■ STATED TASK: The material below should be written out in full and exactly; pictures stay out of the copy.

■ RAW DATA:

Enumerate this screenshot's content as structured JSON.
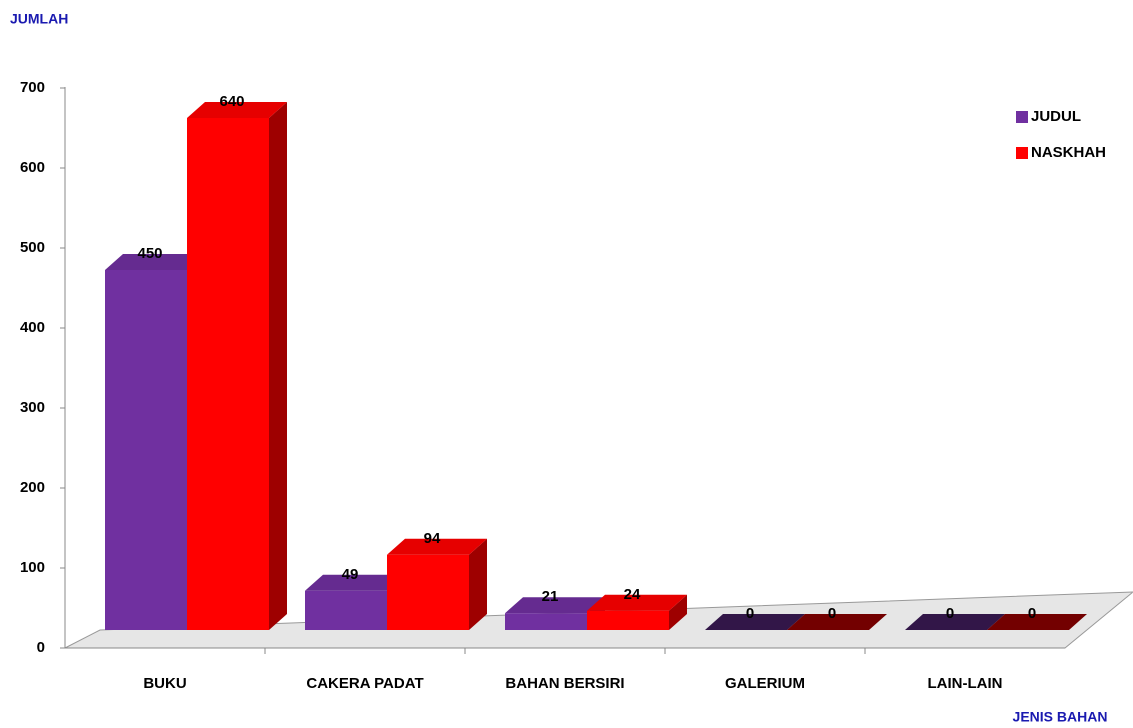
{
  "chart_data": {
    "type": "bar",
    "y_label": "JUMLAH",
    "x_label": "JENIS BAHAN",
    "categories": [
      "BUKU",
      "CAKERA PADAT",
      "BAHAN BERSIRI",
      "GALERIUM",
      "LAIN-LAIN"
    ],
    "series": [
      {
        "name": "JUDUL",
        "color": "#7030a0",
        "values": [
          450,
          49,
          21,
          0,
          0
        ]
      },
      {
        "name": "NASKHAH",
        "color": "#ff0000",
        "values": [
          640,
          94,
          24,
          0,
          0
        ]
      }
    ],
    "ylim": [
      0,
      700
    ],
    "yticks": [
      0,
      100,
      200,
      300,
      400,
      500,
      600,
      700
    ],
    "legend": "top-right"
  }
}
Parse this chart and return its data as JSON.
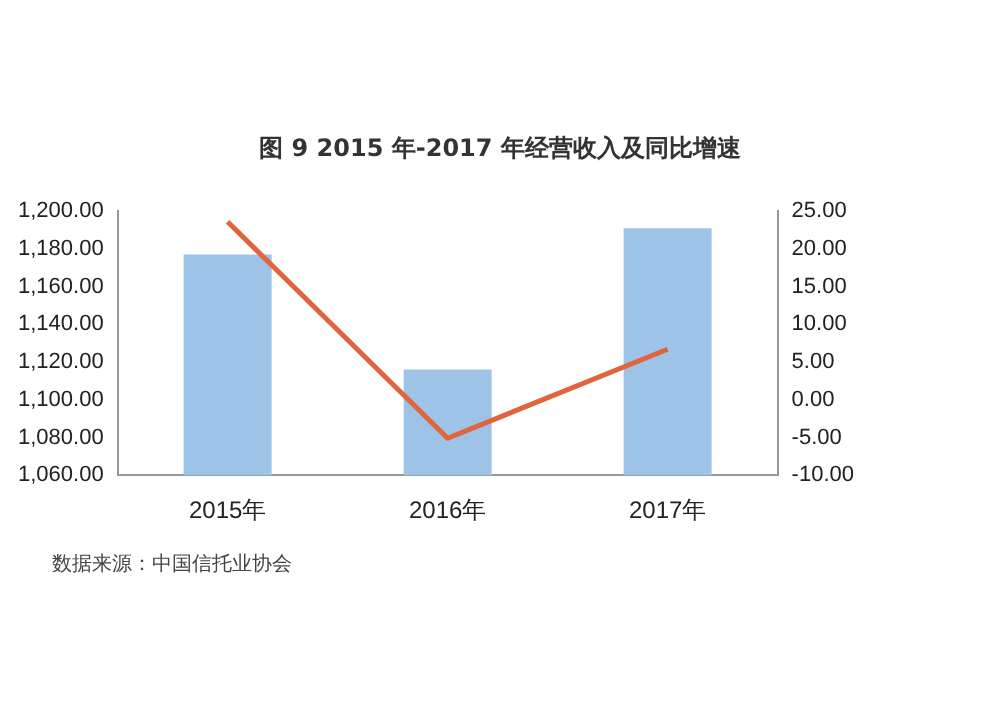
{
  "chart_data": {
    "type": "bar",
    "title": "图 9  2015 年-2017 年经营收入及同比增速",
    "categories": [
      "2015年",
      "2016年",
      "2017年"
    ],
    "series": [
      {
        "color": "#9dc3e6",
        "values": [
          1177,
          1116,
          1191
        ]
      },
      {
        "type": "line",
        "axis": "y2",
        "color": "#e0643c",
        "values": [
          23.6,
          -5.1,
          6.7
        ],
        "marker": "none"
      }
    ],
    "ylim": [
      1060,
      1200
    ],
    "yticks": [
      {
        "value": 1060,
        "label": "1,060.00"
      },
      {
        "value": 1080,
        "label": "1,080.00"
      },
      {
        "value": 1100,
        "label": "1,100.00"
      },
      {
        "value": 1120,
        "label": "1,120.00"
      },
      {
        "value": 1140,
        "label": "1,140.00"
      },
      {
        "value": 1160,
        "label": "1,160.00"
      },
      {
        "value": 1180,
        "label": "1,180.00"
      },
      {
        "value": 1200,
        "label": "1,200.00"
      }
    ],
    "y2lim": [
      -10,
      25
    ],
    "y2ticks": [
      {
        "value": -10,
        "label": "-10.00"
      },
      {
        "value": -5,
        "label": "-5.00"
      },
      {
        "value": 0,
        "label": "0.00"
      },
      {
        "value": 5,
        "label": "5.00"
      },
      {
        "value": 10,
        "label": "10.00"
      },
      {
        "value": 15,
        "label": "15.00"
      },
      {
        "value": 20,
        "label": "20.00"
      },
      {
        "value": 25,
        "label": "25.00"
      }
    ],
    "grid": false,
    "legend": false,
    "annotations": [
      "数据来源：中国信托业协会"
    ]
  }
}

■ THE REPLY:
Enumerate this screenshot's content as structured JSON.
{
  "chart_data": {
    "type": "bar",
    "y_label": "JUMLAH",
    "x_label": "JENIS BAHAN",
    "categories": [
      "BUKU",
      "CAKERA PADAT",
      "BAHAN BERSIRI",
      "GALERIUM",
      "LAIN-LAIN"
    ],
    "series": [
      {
        "name": "JUDUL",
        "color": "#7030a0",
        "values": [
          450,
          49,
          21,
          0,
          0
        ]
      },
      {
        "name": "NASKHAH",
        "color": "#ff0000",
        "values": [
          640,
          94,
          24,
          0,
          0
        ]
      }
    ],
    "ylim": [
      0,
      700
    ],
    "yticks": [
      0,
      100,
      200,
      300,
      400,
      500,
      600,
      700
    ],
    "legend": "top-right"
  }
}
Parse this chart and return its data as JSON.
{
  "chart_data": {
    "type": "bar",
    "title": "图 9  2015 年-2017 年经营收入及同比增速",
    "categories": [
      "2015年",
      "2016年",
      "2017年"
    ],
    "series": [
      {
        "color": "#9dc3e6",
        "values": [
          1177,
          1116,
          1191
        ]
      },
      {
        "type": "line",
        "axis": "y2",
        "color": "#e0643c",
        "values": [
          23.6,
          -5.1,
          6.7
        ],
        "marker": "none"
      }
    ],
    "ylim": [
      1060,
      1200
    ],
    "yticks": [
      {
        "value": 1060,
        "label": "1,060.00"
      },
      {
        "value": 1080,
        "label": "1,080.00"
      },
      {
        "value": 1100,
        "label": "1,100.00"
      },
      {
        "value": 1120,
        "label": "1,120.00"
      },
      {
        "value": 1140,
        "label": "1,140.00"
      },
      {
        "value": 1160,
        "label": "1,160.00"
      },
      {
        "value": 1180,
        "label": "1,180.00"
      },
      {
        "value": 1200,
        "label": "1,200.00"
      }
    ],
    "y2lim": [
      -10,
      25
    ],
    "y2ticks": [
      {
        "value": -10,
        "label": "-10.00"
      },
      {
        "value": -5,
        "label": "-5.00"
      },
      {
        "value": 0,
        "label": "0.00"
      },
      {
        "value": 5,
        "label": "5.00"
      },
      {
        "value": 10,
        "label": "10.00"
      },
      {
        "value": 15,
        "label": "15.00"
      },
      {
        "value": 20,
        "label": "20.00"
      },
      {
        "value": 25,
        "label": "25.00"
      }
    ],
    "grid": false,
    "legend": false,
    "annotations": [
      "数据来源：中国信托业协会"
    ]
  }
}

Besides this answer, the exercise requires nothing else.